--- Records for this task ---

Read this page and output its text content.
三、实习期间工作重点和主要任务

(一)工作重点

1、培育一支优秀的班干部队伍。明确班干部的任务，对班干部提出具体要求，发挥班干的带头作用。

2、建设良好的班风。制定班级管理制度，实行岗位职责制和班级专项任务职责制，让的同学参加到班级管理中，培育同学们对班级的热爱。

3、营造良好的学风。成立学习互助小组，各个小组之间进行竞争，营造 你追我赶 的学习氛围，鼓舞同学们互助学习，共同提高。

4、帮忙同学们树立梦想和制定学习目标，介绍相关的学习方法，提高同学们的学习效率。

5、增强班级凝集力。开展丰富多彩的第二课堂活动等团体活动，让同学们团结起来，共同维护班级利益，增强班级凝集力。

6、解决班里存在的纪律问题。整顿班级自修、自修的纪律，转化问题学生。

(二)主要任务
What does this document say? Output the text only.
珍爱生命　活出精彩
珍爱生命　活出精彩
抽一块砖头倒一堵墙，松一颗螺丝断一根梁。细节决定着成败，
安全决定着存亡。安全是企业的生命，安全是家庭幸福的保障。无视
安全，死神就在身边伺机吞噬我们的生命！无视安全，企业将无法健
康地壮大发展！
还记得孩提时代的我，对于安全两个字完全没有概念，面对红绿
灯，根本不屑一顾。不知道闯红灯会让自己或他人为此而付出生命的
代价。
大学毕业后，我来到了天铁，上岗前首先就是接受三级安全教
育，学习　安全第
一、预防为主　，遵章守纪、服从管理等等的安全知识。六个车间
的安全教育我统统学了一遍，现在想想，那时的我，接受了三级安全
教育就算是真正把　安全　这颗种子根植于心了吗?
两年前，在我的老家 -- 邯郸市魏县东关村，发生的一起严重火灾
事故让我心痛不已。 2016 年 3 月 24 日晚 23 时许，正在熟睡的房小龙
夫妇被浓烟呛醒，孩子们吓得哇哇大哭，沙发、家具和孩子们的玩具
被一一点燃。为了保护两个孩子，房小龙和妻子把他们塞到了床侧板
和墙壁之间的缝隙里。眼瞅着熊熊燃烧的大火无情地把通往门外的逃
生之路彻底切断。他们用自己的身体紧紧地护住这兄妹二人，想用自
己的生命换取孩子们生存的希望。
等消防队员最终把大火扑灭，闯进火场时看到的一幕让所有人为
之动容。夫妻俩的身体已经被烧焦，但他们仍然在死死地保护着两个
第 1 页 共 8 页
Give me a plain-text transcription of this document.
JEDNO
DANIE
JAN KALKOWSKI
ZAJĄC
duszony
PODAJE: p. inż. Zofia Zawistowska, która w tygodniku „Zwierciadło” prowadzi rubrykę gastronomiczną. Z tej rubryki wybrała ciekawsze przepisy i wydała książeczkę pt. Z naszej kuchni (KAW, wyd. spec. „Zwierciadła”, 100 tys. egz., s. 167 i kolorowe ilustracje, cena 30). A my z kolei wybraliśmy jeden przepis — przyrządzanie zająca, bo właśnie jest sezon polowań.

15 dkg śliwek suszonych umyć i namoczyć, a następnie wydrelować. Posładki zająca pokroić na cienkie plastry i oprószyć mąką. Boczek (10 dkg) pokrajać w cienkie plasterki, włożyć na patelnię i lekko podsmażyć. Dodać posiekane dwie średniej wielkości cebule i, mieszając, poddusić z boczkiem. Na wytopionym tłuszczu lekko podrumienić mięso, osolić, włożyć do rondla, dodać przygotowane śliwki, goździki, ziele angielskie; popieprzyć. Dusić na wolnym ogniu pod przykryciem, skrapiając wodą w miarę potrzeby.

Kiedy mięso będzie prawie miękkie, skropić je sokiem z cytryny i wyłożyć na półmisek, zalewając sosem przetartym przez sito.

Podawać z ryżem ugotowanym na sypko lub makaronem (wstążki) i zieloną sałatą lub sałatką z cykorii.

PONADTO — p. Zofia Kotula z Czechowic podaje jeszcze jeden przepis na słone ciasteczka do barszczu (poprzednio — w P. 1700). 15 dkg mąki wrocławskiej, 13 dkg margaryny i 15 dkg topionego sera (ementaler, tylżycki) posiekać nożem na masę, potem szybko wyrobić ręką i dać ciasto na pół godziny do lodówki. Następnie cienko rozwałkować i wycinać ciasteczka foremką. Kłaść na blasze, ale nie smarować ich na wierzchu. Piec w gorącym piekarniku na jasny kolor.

---

# Objective
Tally the lines above that contain the word "document", and reply with only the number.

# Solution
2